* DIRECTIONS: Report how many lines contain "this". The answer is a single number.

* EXERCISE INPUTS:
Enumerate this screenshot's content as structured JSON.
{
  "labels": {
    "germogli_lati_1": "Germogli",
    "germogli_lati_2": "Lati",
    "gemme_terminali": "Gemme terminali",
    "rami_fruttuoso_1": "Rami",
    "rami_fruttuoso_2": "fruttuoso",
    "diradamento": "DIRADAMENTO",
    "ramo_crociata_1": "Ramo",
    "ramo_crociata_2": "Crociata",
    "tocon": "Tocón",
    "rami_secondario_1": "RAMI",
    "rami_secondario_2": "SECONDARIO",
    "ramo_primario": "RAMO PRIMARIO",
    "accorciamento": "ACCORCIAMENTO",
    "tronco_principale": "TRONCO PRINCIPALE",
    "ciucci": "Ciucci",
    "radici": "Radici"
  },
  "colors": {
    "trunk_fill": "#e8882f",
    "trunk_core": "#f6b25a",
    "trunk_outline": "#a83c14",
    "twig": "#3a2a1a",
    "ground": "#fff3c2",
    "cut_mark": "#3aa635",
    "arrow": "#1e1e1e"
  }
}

* * *

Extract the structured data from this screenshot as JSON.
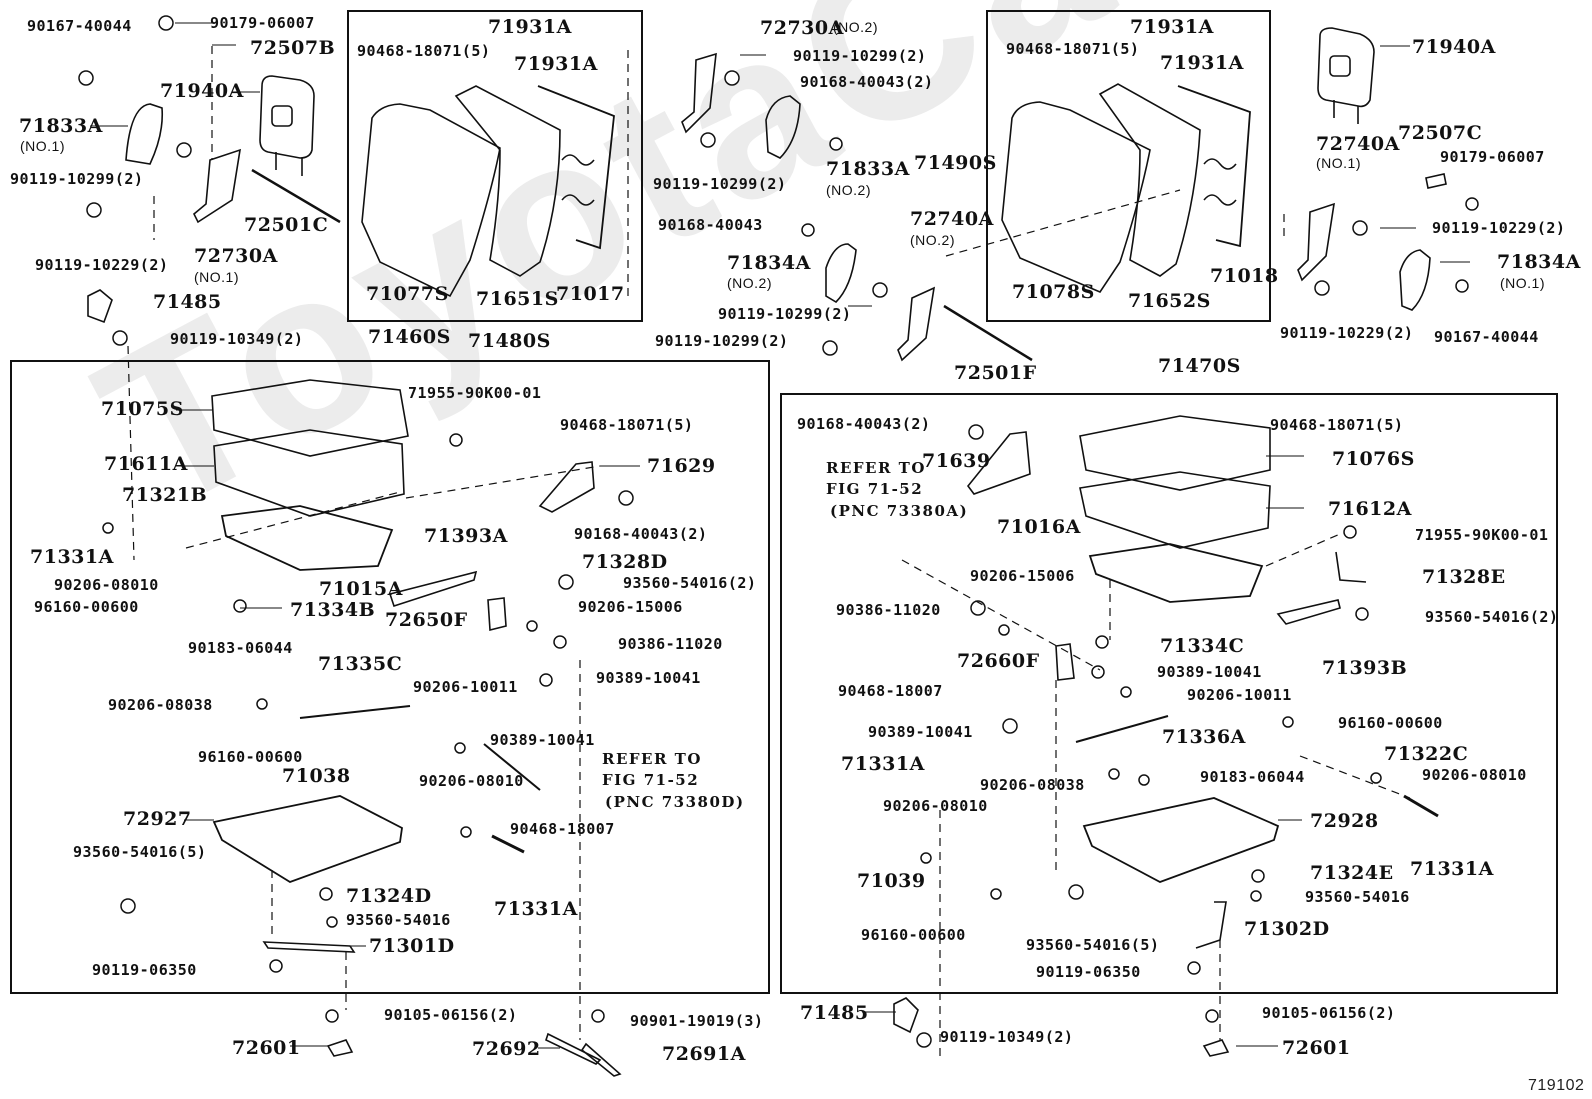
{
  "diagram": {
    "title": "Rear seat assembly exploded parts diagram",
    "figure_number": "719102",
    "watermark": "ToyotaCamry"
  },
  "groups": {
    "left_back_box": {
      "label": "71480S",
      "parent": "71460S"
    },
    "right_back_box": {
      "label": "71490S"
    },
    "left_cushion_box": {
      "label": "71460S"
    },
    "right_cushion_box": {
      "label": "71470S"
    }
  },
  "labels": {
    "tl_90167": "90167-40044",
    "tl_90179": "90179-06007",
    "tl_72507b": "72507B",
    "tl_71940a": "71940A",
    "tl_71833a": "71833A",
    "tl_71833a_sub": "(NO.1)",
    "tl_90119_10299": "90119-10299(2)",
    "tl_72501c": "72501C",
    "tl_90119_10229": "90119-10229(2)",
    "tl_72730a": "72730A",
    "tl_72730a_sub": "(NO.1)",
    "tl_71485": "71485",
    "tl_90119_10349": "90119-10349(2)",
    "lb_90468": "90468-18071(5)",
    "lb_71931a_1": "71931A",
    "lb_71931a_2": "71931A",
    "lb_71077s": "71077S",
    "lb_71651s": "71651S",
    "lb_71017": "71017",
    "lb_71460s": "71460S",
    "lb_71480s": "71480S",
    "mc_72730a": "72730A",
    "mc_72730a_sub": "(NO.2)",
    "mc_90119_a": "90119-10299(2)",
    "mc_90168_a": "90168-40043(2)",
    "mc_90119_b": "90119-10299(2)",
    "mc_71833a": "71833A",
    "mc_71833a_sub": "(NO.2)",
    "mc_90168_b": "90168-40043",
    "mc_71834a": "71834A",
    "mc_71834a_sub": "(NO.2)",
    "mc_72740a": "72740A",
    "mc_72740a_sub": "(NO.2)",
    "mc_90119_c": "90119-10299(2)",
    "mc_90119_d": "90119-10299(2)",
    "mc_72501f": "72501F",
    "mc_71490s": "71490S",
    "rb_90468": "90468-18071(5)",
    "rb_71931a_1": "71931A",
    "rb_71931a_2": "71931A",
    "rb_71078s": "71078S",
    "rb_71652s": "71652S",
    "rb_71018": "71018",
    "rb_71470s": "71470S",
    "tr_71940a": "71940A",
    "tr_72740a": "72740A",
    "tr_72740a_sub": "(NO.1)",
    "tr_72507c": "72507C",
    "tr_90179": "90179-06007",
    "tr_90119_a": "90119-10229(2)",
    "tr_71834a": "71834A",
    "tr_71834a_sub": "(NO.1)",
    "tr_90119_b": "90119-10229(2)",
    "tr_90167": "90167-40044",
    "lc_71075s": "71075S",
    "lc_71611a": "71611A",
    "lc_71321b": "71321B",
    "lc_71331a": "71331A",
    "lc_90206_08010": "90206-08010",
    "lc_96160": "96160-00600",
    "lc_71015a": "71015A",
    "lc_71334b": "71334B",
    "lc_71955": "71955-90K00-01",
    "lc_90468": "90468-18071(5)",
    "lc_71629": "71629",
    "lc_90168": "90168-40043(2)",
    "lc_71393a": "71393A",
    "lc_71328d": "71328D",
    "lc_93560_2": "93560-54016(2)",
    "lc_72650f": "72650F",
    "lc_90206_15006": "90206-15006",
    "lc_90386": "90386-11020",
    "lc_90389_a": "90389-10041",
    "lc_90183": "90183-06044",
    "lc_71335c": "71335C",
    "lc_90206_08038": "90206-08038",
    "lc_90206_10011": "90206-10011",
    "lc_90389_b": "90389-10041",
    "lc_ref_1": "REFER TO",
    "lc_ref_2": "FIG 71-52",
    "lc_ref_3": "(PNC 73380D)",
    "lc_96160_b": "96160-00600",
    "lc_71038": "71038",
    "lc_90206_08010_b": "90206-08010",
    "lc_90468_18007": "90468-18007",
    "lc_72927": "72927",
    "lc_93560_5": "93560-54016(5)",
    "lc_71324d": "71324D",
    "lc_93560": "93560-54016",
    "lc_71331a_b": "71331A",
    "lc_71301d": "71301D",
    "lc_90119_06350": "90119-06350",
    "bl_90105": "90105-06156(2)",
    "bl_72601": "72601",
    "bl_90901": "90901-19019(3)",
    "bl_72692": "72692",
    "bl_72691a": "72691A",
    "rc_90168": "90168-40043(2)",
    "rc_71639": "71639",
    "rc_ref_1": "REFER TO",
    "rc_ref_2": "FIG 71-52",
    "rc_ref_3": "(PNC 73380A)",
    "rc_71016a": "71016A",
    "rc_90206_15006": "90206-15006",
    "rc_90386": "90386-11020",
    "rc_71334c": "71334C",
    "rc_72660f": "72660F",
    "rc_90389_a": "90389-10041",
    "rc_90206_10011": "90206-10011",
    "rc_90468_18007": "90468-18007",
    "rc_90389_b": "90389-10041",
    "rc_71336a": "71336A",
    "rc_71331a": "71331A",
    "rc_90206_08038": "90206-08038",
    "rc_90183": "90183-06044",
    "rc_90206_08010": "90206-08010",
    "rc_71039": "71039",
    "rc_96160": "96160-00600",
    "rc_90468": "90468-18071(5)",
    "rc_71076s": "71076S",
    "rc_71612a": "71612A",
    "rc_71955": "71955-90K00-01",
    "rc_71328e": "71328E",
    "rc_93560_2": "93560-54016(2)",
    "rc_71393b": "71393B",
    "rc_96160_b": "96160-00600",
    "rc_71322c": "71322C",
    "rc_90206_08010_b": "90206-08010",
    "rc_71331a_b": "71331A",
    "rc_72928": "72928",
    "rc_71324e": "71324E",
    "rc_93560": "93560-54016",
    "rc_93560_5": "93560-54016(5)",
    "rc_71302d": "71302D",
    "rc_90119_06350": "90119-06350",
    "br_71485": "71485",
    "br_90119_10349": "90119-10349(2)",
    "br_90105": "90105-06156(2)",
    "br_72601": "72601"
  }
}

* RESULT: 2